___ Material
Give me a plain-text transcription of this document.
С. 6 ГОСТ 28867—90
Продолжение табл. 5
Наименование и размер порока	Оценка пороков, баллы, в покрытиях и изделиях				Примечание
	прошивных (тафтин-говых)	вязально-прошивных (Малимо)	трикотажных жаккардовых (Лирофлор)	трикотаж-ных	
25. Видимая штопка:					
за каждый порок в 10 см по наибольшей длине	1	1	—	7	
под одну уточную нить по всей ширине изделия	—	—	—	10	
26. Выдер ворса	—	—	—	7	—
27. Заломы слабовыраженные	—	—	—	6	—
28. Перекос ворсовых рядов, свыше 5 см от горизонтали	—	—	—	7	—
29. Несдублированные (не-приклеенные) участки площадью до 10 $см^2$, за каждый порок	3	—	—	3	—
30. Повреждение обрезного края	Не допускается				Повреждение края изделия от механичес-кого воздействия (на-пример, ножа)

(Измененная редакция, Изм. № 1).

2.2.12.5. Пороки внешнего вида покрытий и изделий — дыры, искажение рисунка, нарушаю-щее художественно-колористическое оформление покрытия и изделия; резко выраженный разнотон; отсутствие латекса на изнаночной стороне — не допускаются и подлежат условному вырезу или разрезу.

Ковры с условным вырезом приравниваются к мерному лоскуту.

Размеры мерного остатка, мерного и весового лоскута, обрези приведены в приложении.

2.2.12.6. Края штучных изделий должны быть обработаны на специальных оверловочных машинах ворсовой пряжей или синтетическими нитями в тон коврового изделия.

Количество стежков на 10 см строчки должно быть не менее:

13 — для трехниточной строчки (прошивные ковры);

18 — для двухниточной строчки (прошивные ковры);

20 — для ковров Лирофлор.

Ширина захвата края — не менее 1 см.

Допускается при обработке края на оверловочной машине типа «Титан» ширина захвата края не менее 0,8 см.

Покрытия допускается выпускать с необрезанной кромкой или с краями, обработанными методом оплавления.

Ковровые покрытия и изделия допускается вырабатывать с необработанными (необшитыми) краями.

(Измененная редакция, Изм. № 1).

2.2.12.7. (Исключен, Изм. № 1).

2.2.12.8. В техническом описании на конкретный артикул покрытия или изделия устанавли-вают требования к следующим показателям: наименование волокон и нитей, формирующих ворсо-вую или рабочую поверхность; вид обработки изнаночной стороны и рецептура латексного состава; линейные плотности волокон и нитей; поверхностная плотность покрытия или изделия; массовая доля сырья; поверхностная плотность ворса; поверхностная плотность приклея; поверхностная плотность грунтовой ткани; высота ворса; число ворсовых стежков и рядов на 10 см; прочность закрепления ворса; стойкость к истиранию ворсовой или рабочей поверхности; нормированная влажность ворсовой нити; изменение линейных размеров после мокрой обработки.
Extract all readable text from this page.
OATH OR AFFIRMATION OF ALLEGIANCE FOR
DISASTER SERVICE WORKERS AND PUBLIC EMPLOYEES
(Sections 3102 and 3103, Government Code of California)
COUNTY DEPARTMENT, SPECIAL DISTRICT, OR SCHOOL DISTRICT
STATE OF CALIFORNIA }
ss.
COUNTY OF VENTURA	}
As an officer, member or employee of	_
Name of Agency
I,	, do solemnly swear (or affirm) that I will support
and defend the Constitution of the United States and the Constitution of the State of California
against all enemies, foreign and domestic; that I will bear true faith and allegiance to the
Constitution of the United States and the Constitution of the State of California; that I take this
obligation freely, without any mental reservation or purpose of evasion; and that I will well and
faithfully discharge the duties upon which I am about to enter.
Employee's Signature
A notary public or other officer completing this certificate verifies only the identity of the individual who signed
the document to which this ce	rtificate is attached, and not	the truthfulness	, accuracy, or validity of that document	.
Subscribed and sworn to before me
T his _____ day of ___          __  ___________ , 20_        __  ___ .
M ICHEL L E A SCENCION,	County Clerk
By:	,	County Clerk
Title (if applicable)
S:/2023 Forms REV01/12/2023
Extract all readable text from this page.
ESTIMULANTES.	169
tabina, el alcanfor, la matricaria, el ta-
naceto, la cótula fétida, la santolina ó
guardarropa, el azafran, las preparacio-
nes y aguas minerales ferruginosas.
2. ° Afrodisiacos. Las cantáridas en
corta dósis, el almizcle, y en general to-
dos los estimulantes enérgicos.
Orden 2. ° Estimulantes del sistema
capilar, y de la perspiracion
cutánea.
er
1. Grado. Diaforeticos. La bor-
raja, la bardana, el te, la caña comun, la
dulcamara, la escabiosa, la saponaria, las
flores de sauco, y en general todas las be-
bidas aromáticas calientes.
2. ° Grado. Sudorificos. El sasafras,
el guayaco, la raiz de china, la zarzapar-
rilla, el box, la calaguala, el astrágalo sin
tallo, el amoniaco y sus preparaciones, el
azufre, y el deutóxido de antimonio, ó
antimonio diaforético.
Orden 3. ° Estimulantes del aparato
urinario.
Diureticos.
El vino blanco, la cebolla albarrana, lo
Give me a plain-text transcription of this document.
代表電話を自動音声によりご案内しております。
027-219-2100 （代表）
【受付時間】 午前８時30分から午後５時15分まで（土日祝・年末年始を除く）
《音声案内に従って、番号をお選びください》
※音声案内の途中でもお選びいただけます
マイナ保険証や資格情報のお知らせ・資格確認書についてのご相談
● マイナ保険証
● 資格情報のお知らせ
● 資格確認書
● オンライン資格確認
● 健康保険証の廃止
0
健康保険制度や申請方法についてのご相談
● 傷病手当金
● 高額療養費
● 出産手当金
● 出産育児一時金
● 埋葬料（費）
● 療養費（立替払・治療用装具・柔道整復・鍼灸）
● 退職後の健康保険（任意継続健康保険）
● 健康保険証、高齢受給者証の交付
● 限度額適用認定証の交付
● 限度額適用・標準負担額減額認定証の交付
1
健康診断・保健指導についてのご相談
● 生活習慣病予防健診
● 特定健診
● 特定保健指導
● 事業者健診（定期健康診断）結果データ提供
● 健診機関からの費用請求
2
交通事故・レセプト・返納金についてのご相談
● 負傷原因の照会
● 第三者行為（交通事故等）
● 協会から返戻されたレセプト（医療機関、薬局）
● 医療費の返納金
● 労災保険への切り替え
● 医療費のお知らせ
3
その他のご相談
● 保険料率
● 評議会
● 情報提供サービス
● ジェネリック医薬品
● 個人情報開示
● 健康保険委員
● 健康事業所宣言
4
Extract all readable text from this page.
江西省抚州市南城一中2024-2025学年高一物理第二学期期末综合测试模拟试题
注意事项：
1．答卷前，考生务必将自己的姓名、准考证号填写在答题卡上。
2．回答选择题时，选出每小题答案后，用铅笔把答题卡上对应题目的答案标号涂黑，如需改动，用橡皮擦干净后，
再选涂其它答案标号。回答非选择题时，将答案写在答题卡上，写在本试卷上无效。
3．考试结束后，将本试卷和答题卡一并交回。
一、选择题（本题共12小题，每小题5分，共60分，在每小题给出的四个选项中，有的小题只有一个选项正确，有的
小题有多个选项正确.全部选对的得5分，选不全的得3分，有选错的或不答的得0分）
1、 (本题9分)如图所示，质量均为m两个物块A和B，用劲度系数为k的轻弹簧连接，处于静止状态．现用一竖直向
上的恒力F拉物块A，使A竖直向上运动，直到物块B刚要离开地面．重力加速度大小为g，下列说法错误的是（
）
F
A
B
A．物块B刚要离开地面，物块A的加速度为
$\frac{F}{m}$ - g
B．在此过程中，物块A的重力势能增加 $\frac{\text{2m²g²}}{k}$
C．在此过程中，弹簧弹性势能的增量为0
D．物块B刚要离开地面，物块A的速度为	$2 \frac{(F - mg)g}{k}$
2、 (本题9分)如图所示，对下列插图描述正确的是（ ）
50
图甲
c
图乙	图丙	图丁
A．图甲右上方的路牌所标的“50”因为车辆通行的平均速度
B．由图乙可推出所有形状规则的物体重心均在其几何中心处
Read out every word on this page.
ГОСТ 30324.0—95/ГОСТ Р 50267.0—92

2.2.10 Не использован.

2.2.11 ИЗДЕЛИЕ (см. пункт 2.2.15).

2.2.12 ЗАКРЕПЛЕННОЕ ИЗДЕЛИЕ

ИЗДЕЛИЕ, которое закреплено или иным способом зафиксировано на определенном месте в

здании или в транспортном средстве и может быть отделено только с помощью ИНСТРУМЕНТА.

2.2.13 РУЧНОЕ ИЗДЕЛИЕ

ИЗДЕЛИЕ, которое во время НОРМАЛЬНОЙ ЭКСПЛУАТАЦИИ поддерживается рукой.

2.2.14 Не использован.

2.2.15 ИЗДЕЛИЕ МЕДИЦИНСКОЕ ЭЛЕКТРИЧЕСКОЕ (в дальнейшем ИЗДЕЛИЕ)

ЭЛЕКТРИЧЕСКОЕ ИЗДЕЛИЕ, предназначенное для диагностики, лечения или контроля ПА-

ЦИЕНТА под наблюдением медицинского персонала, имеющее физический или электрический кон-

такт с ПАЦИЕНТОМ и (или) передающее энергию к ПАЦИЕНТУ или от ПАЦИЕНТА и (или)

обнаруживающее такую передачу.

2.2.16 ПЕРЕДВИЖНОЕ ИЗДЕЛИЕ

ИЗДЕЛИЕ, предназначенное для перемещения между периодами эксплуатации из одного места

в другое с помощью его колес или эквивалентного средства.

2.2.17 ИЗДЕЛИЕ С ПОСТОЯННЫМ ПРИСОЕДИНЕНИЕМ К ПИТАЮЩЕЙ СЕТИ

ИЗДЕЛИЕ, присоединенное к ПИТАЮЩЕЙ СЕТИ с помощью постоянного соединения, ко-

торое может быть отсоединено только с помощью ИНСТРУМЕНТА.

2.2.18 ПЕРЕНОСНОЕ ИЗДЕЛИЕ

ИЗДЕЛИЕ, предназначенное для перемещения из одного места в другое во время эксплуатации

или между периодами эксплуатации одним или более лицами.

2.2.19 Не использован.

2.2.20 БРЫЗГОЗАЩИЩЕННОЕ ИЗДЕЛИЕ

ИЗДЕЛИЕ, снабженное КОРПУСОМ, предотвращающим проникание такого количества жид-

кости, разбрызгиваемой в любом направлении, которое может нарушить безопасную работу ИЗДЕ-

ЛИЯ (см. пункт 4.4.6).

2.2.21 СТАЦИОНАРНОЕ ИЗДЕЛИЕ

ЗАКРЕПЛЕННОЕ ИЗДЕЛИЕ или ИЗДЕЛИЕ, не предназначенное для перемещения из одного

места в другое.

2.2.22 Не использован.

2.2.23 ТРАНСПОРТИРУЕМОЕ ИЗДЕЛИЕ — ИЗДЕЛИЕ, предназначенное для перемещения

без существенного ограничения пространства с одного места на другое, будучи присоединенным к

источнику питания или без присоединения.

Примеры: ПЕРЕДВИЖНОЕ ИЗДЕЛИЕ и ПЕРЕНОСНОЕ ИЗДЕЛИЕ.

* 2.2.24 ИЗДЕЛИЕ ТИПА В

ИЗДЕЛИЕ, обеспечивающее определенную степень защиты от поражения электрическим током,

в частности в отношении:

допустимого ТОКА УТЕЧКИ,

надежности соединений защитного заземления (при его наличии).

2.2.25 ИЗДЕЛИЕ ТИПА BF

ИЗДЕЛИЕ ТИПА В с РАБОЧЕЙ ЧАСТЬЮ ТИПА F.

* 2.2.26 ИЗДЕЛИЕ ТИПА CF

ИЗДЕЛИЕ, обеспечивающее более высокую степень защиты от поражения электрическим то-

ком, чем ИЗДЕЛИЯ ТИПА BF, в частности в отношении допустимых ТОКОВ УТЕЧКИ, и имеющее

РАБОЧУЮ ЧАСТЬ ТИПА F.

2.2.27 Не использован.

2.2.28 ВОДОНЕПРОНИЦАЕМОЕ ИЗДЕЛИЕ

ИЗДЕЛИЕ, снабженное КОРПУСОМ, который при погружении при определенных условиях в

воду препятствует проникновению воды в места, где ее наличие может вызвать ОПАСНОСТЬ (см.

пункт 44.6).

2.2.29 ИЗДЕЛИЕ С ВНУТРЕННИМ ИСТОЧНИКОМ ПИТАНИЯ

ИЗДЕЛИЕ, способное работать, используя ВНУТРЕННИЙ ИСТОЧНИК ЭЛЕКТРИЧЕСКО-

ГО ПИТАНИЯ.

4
______
**Your goal**
Copy each line of the listing that contains the string "Clerk".

**Answer for the task**
M ICHEL L E A SCENCION,	County Clerk
By:	,	County Clerk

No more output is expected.